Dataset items
Start

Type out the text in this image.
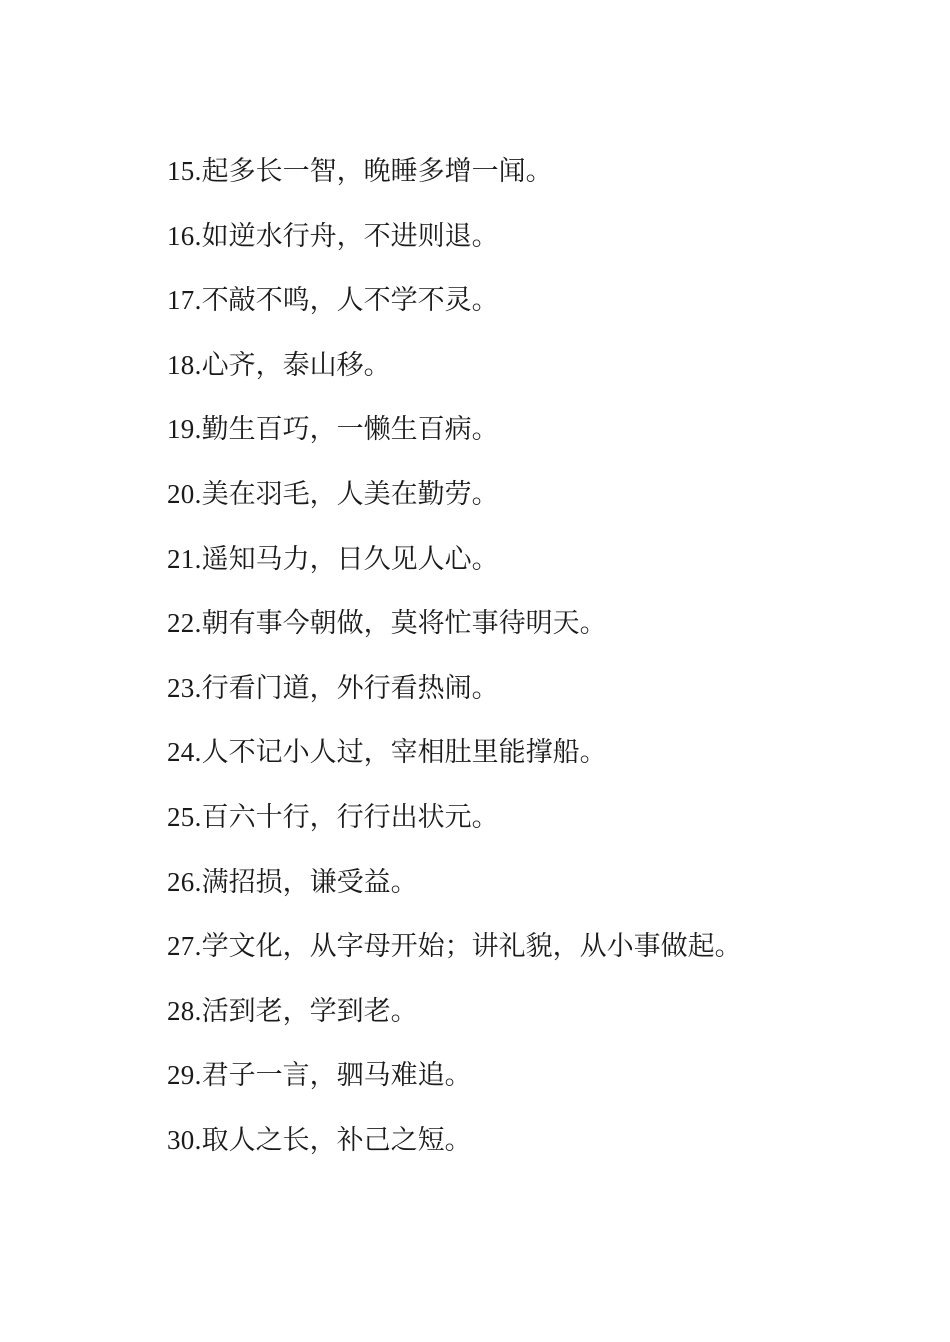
15.起多长一智，晚睡多增一闻。
16.如逆水行舟，不进则退。
17.不敲不鸣，人不学不灵。
18.心齐，泰山移。
19.勤生百巧，一懒生百病。
20.美在羽毛，人美在勤劳。
21.遥知马力，日久见人心。
22.朝有事今朝做，莫将忙事待明天。
23.行看门道，外行看热闹。
24.人不记小人过，宰相肚里能撑船。
25.百六十行，行行出状元。
26.满招损，谦受益。
27.学文化，从字母开始；讲礼貌，从小事做起。
28.活到老，学到老。
29.君子一言，驷马难追。
30.取人之长，补己之短。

End

Problem statement ->
Repeat the material above in full and exactly, omitting the pictures.

Solution for this task ->
Type out the text in this image.
15.起多长一智，晚睡多增一闻。
16.如逆水行舟，不进则退。
17.不敲不鸣，人不学不灵。
18.心齐，泰山移。
19.勤生百巧，一懒生百病。
20.美在羽毛，人美在勤劳。
21.遥知马力，日久见人心。
22.朝有事今朝做，莫将忙事待明天。
23.行看门道，外行看热闹。
24.人不记小人过，宰相肚里能撑船。
25.百六十行，行行出状元。
26.满招损，谦受益。
27.学文化，从字母开始；讲礼貌，从小事做起。
28.活到老，学到老。
29.君子一言，驷马难追。
30.取人之长，补己之短。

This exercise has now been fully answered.